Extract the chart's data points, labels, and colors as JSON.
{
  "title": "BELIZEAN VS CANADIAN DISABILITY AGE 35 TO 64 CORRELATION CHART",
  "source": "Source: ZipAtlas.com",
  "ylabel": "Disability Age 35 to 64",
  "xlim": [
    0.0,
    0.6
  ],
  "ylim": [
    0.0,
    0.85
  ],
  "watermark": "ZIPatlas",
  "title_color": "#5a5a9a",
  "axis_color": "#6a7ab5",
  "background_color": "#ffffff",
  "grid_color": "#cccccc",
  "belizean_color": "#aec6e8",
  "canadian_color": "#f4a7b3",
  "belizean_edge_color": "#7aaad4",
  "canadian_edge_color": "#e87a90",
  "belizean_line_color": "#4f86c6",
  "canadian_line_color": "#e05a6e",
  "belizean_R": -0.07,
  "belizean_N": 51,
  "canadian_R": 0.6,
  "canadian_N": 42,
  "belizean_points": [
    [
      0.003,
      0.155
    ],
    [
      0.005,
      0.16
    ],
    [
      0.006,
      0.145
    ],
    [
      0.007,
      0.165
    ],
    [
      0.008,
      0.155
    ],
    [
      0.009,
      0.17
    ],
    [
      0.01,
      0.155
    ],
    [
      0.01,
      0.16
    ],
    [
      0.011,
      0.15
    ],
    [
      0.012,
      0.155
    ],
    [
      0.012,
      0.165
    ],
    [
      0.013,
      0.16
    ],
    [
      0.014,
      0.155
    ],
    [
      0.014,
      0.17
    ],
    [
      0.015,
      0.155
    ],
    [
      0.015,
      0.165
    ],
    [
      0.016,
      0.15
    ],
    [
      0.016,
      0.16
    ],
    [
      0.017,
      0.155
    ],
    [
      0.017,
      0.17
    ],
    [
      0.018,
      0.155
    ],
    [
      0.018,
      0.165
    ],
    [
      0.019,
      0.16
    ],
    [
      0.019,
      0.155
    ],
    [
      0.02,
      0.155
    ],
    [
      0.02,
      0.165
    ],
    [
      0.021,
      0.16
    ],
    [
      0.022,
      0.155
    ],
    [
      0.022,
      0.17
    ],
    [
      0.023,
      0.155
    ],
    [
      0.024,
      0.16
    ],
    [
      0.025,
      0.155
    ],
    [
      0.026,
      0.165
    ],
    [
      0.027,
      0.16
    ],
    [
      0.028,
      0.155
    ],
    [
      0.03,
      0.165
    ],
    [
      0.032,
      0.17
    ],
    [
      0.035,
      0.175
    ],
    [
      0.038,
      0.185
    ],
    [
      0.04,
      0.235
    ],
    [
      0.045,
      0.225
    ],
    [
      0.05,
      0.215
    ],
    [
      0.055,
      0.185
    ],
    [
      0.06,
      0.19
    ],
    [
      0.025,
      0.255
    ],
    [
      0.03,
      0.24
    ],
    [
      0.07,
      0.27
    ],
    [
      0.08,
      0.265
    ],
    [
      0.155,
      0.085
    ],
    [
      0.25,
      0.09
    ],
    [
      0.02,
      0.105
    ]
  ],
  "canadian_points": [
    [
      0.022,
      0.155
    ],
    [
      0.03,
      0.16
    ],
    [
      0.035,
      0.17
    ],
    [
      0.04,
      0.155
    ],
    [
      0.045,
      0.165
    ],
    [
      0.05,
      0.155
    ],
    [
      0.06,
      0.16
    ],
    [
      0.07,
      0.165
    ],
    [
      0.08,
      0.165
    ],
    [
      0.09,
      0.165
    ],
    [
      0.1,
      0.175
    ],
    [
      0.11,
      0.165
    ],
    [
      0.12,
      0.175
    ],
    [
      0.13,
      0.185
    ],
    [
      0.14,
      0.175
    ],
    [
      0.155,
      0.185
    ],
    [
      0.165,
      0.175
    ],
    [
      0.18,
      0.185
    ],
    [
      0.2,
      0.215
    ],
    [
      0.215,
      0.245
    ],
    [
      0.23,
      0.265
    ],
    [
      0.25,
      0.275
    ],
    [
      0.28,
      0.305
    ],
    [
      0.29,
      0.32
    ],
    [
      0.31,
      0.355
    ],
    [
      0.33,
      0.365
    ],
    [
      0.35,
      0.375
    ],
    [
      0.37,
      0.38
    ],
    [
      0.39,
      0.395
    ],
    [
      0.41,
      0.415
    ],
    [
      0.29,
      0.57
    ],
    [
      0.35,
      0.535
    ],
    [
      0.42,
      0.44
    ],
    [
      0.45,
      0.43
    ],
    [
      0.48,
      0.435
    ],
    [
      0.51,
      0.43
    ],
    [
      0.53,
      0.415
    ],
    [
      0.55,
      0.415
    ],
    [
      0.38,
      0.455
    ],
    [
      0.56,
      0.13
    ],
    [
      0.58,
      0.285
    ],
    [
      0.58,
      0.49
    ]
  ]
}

..........

### TASK GOAL
Repeat the preceding lines exactly, please, every one of them.

### TASK RESPONSE
Extract the chart's data points, labels, and colors as JSON.
{
  "title": "BELIZEAN VS CANADIAN DISABILITY AGE 35 TO 64 CORRELATION CHART",
  "source": "Source: ZipAtlas.com",
  "ylabel": "Disability Age 35 to 64",
  "xlim": [
    0.0,
    0.6
  ],
  "ylim": [
    0.0,
    0.85
  ],
  "watermark": "ZIPatlas",
  "title_color": "#5a5a9a",
  "axis_color": "#6a7ab5",
  "background_color": "#ffffff",
  "grid_color": "#cccccc",
  "belizean_color": "#aec6e8",
  "canadian_color": "#f4a7b3",
  "belizean_edge_color": "#7aaad4",
  "canadian_edge_color": "#e87a90",
  "belizean_line_color": "#4f86c6",
  "canadian_line_color": "#e05a6e",
  "belizean_R": -0.07,
  "belizean_N": 51,
  "canadian_R": 0.6,
  "canadian_N": 42,
  "belizean_points": [
    [
      0.003,
      0.155
    ],
    [
      0.005,
      0.16
    ],
    [
      0.006,
      0.145
    ],
    [
      0.007,
      0.165
    ],
    [
      0.008,
      0.155
    ],
    [
      0.009,
      0.17
    ],
    [
      0.01,
      0.155
    ],
    [
      0.01,
      0.16
    ],
    [
      0.011,
      0.15
    ],
    [
      0.012,
      0.155
    ],
    [
      0.012,
      0.165
    ],
    [
      0.013,
      0.16
    ],
    [
      0.014,
      0.155
    ],
    [
      0.014,
      0.17
    ],
    [
      0.015,
      0.155
    ],
    [
      0.015,
      0.165
    ],
    [
      0.016,
      0.15
    ],
    [
      0.016,
      0.16
    ],
    [
      0.017,
      0.155
    ],
    [
      0.017,
      0.17
    ],
    [
      0.018,
      0.155
    ],
    [
      0.018,
      0.165
    ],
    [
      0.019,
      0.16
    ],
    [
      0.019,
      0.155
    ],
    [
      0.02,
      0.155
    ],
    [
      0.02,
      0.165
    ],
    [
      0.021,
      0.16
    ],
    [
      0.022,
      0.155
    ],
    [
      0.022,
      0.17
    ],
    [
      0.023,
      0.155
    ],
    [
      0.024,
      0.16
    ],
    [
      0.025,
      0.155
    ],
    [
      0.026,
      0.165
    ],
    [
      0.027,
      0.16
    ],
    [
      0.028,
      0.155
    ],
    [
      0.03,
      0.165
    ],
    [
      0.032,
      0.17
    ],
    [
      0.035,
      0.175
    ],
    [
      0.038,
      0.185
    ],
    [
      0.04,
      0.235
    ],
    [
      0.045,
      0.225
    ],
    [
      0.05,
      0.215
    ],
    [
      0.055,
      0.185
    ],
    [
      0.06,
      0.19
    ],
    [
      0.025,
      0.255
    ],
    [
      0.03,
      0.24
    ],
    [
      0.07,
      0.27
    ],
    [
      0.08,
      0.265
    ],
    [
      0.155,
      0.085
    ],
    [
      0.25,
      0.09
    ],
    [
      0.02,
      0.105
    ]
  ],
  "canadian_points": [
    [
      0.022,
      0.155
    ],
    [
      0.03,
      0.16
    ],
    [
      0.035,
      0.17
    ],
    [
      0.04,
      0.155
    ],
    [
      0.045,
      0.165
    ],
    [
      0.05,
      0.155
    ],
    [
      0.06,
      0.16
    ],
    [
      0.07,
      0.165
    ],
    [
      0.08,
      0.165
    ],
    [
      0.09,
      0.165
    ],
    [
      0.1,
      0.175
    ],
    [
      0.11,
      0.165
    ],
    [
      0.12,
      0.175
    ],
    [
      0.13,
      0.185
    ],
    [
      0.14,
      0.175
    ],
    [
      0.155,
      0.185
    ],
    [
      0.165,
      0.175
    ],
    [
      0.18,
      0.185
    ],
    [
      0.2,
      0.215
    ],
    [
      0.215,
      0.245
    ],
    [
      0.23,
      0.265
    ],
    [
      0.25,
      0.275
    ],
    [
      0.28,
      0.305
    ],
    [
      0.29,
      0.32
    ],
    [
      0.31,
      0.355
    ],
    [
      0.33,
      0.365
    ],
    [
      0.35,
      0.375
    ],
    [
      0.37,
      0.38
    ],
    [
      0.39,
      0.395
    ],
    [
      0.41,
      0.415
    ],
    [
      0.29,
      0.57
    ],
    [
      0.35,
      0.535
    ],
    [
      0.42,
      0.44
    ],
    [
      0.45,
      0.43
    ],
    [
      0.48,
      0.435
    ],
    [
      0.51,
      0.43
    ],
    [
      0.53,
      0.415
    ],
    [
      0.55,
      0.415
    ],
    [
      0.38,
      0.455
    ],
    [
      0.56,
      0.13
    ],
    [
      0.58,
      0.285
    ],
    [
      0.58,
      0.49
    ]
  ]
}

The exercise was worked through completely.